## TASK BRIEF:
Read the material below. Count the lines containing "Mean" and give that count alone.

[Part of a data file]
----------

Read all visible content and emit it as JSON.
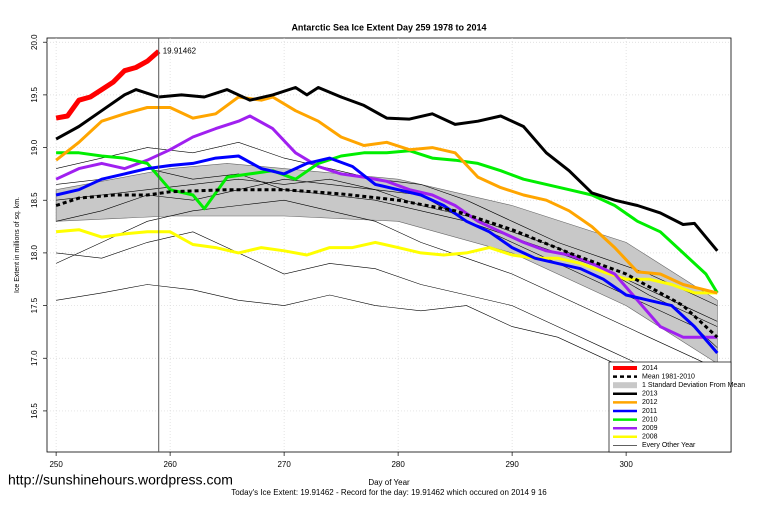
{
  "chart_data": {
    "type": "line",
    "title": "Antarctic Sea Ice Extent Day 259 1978 to 2014",
    "x_label": "Day of Year",
    "y_label": "Ice Extent in millions of sq. km.",
    "footer": "Today's Ice Extent: 19.91462  - Record for the day: 19.91462 which occured on 2014 9 16",
    "url": "http://sunshinehours.wordpress.com",
    "xlim": [
      249.2,
      309.2
    ],
    "ylim": [
      16.11,
      20.04
    ],
    "xticks": [
      250,
      260,
      270,
      280,
      290,
      300
    ],
    "yticks": [
      16.5,
      {
        "value": 17,
        "label": "17.0"
      },
      17.5,
      {
        "value": 18,
        "label": "18.0"
      },
      18.5,
      {
        "value": 19,
        "label": "19.0"
      },
      19.5,
      {
        "value": 20,
        "label": "20.0"
      }
    ],
    "grid": true,
    "legend": "bottom-right",
    "today_line": 259,
    "series": [
      {
        "name": "2014",
        "color": "#ff0000",
        "x": [
          250,
          251,
          252,
          253,
          254,
          255,
          256,
          257,
          258,
          259
        ],
        "values": [
          19.28,
          19.3,
          19.45,
          19.48,
          19.55,
          19.62,
          19.73,
          19.76,
          19.82,
          19.91462
        ],
        "value_labels": [
          null,
          null,
          null,
          null,
          null,
          null,
          null,
          null,
          null,
          "19.91462"
        ]
      },
      {
        "name": "Mean 1981-2010",
        "color": "#000000",
        "dash": true,
        "x": [
          250,
          252,
          255,
          258,
          260,
          265,
          270,
          275,
          280,
          285,
          290,
          295,
          300,
          305,
          308
        ],
        "values": [
          18.45,
          18.52,
          18.55,
          18.55,
          18.58,
          18.6,
          18.6,
          18.56,
          18.5,
          18.4,
          18.22,
          18.0,
          17.8,
          17.5,
          17.2
        ]
      },
      {
        "name": "1 Standard Deviation From Mean",
        "color": "#c8c8c8",
        "x": [
          250,
          260,
          265,
          270,
          280,
          290,
          300,
          308
        ],
        "values": [
          18.6,
          18.8,
          18.85,
          18.8,
          18.7,
          18.45,
          18.1,
          17.55
        ],
        "lower": [
          18.3,
          18.35,
          18.35,
          18.35,
          18.3,
          18.0,
          17.5,
          16.95
        ]
      },
      {
        "name": "2013",
        "color": "#000000",
        "x": [
          250,
          252,
          254,
          256,
          257,
          259,
          261,
          263,
          265,
          267,
          269,
          271,
          272,
          273,
          275,
          277,
          279,
          281,
          283,
          285,
          287,
          289,
          291,
          293,
          295,
          297,
          299,
          301,
          303,
          305,
          306,
          308
        ],
        "values": [
          19.08,
          19.2,
          19.35,
          19.5,
          19.55,
          19.48,
          19.5,
          19.48,
          19.55,
          19.45,
          19.5,
          19.57,
          19.5,
          19.57,
          19.48,
          19.4,
          19.28,
          19.27,
          19.32,
          19.22,
          19.25,
          19.3,
          19.2,
          18.95,
          18.78,
          18.57,
          18.5,
          18.45,
          18.38,
          18.27,
          18.28,
          18.02
        ]
      },
      {
        "name": "2012",
        "color": "#ffa500",
        "x": [
          250,
          252,
          254,
          256,
          258,
          260,
          262,
          264,
          266,
          268,
          269,
          271,
          273,
          275,
          277,
          279,
          281,
          283,
          285,
          287,
          289,
          291,
          293,
          295,
          297,
          299,
          301,
          303,
          305,
          308
        ],
        "values": [
          18.88,
          19.05,
          19.25,
          19.32,
          19.38,
          19.38,
          19.28,
          19.32,
          19.48,
          19.45,
          19.48,
          19.35,
          19.25,
          19.1,
          19.02,
          19.05,
          18.98,
          19.0,
          18.95,
          18.72,
          18.62,
          18.55,
          18.5,
          18.4,
          18.25,
          18.05,
          17.82,
          17.8,
          17.7,
          17.62
        ]
      },
      {
        "name": "2011",
        "color": "#0000ff",
        "x": [
          250,
          252,
          254,
          256,
          258,
          260,
          262,
          264,
          266,
          268,
          270,
          272,
          274,
          276,
          278,
          280,
          282,
          284,
          286,
          288,
          290,
          292,
          294,
          296,
          298,
          300,
          302,
          304,
          306,
          308
        ],
        "values": [
          18.55,
          18.6,
          18.7,
          18.75,
          18.8,
          18.83,
          18.85,
          18.9,
          18.92,
          18.8,
          18.75,
          18.85,
          18.9,
          18.82,
          18.65,
          18.6,
          18.55,
          18.45,
          18.3,
          18.2,
          18.05,
          17.95,
          17.9,
          17.85,
          17.75,
          17.6,
          17.55,
          17.5,
          17.3,
          17.05
        ]
      },
      {
        "name": "2010",
        "color": "#00ee00",
        "x": [
          250,
          252,
          254,
          256,
          258,
          260,
          262,
          263,
          265,
          267,
          269,
          271,
          273,
          275,
          277,
          279,
          281,
          283,
          285,
          287,
          289,
          291,
          293,
          295,
          297,
          299,
          301,
          303,
          305,
          307,
          308
        ],
        "values": [
          18.95,
          18.95,
          18.92,
          18.9,
          18.85,
          18.6,
          18.55,
          18.42,
          18.72,
          18.75,
          18.78,
          18.7,
          18.85,
          18.92,
          18.95,
          18.95,
          18.97,
          18.9,
          18.88,
          18.85,
          18.78,
          18.7,
          18.65,
          18.6,
          18.55,
          18.45,
          18.3,
          18.2,
          18.0,
          17.8,
          17.62
        ]
      },
      {
        "name": "2009",
        "color": "#a020f0",
        "x": [
          250,
          252,
          254,
          256,
          258,
          260,
          262,
          264,
          266,
          267,
          269,
          271,
          273,
          275,
          277,
          279,
          281,
          283,
          285,
          287,
          289,
          291,
          293,
          295,
          297,
          299,
          301,
          303,
          305,
          308
        ],
        "values": [
          18.7,
          18.8,
          18.85,
          18.8,
          18.88,
          18.98,
          19.1,
          19.18,
          19.25,
          19.3,
          19.18,
          18.95,
          18.82,
          18.75,
          18.72,
          18.68,
          18.6,
          18.55,
          18.45,
          18.3,
          18.2,
          18.1,
          18.02,
          17.98,
          17.9,
          17.8,
          17.55,
          17.3,
          17.2,
          17.2
        ]
      },
      {
        "name": "2008",
        "color": "#ffff00",
        "x": [
          250,
          252,
          254,
          256,
          258,
          260,
          262,
          264,
          266,
          268,
          270,
          272,
          274,
          276,
          278,
          280,
          282,
          284,
          286,
          288,
          290,
          292,
          294,
          296,
          298,
          300,
          302,
          304,
          306,
          308
        ],
        "values": [
          18.2,
          18.22,
          18.15,
          18.18,
          18.2,
          18.2,
          18.08,
          18.05,
          18.0,
          18.05,
          18.02,
          17.98,
          18.05,
          18.05,
          18.1,
          18.05,
          18.0,
          17.98,
          18.0,
          18.05,
          17.98,
          17.95,
          17.95,
          17.9,
          17.82,
          17.75,
          17.75,
          17.7,
          17.62,
          17.62
        ]
      },
      {
        "name": "Every Other Year",
        "color": "#000000",
        "x": [
          250,
          254,
          258,
          262,
          266,
          270,
          274,
          278,
          282,
          286,
          290,
          294,
          298,
          302,
          306,
          308
        ],
        "lines": [
          [
            17.55,
            17.62,
            17.7,
            17.65,
            17.55,
            17.5,
            17.6,
            17.5,
            17.45,
            17.5,
            17.3,
            17.2,
            17.0,
            16.8,
            16.55,
            16.4
          ],
          [
            18.0,
            17.95,
            18.1,
            18.2,
            18.0,
            17.8,
            17.9,
            17.85,
            17.7,
            17.6,
            17.5,
            17.3,
            17.1,
            16.9,
            16.8,
            16.75
          ],
          [
            18.65,
            18.7,
            18.8,
            18.7,
            18.75,
            18.6,
            18.55,
            18.5,
            18.4,
            18.3,
            18.15,
            18.0,
            17.85,
            17.6,
            17.4,
            17.3
          ],
          [
            18.3,
            18.4,
            18.55,
            18.5,
            18.6,
            18.7,
            18.65,
            18.6,
            18.55,
            18.3,
            18.1,
            17.9,
            17.7,
            17.5,
            17.3,
            17.1
          ],
          [
            18.8,
            18.9,
            19.0,
            18.95,
            19.05,
            18.9,
            18.8,
            18.7,
            18.65,
            18.5,
            18.3,
            18.1,
            17.95,
            17.8,
            17.6,
            17.5
          ],
          [
            17.9,
            18.1,
            18.3,
            18.4,
            18.45,
            18.5,
            18.4,
            18.3,
            18.1,
            17.95,
            17.8,
            17.6,
            17.4,
            17.2,
            17.0,
            16.9
          ],
          [
            18.5,
            18.55,
            18.6,
            18.65,
            18.7,
            18.65,
            18.7,
            18.6,
            18.45,
            18.35,
            18.2,
            18.05,
            17.85,
            17.65,
            17.45,
            17.35
          ]
        ]
      }
    ]
  }
}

----------

## TASK SOLUTION:
2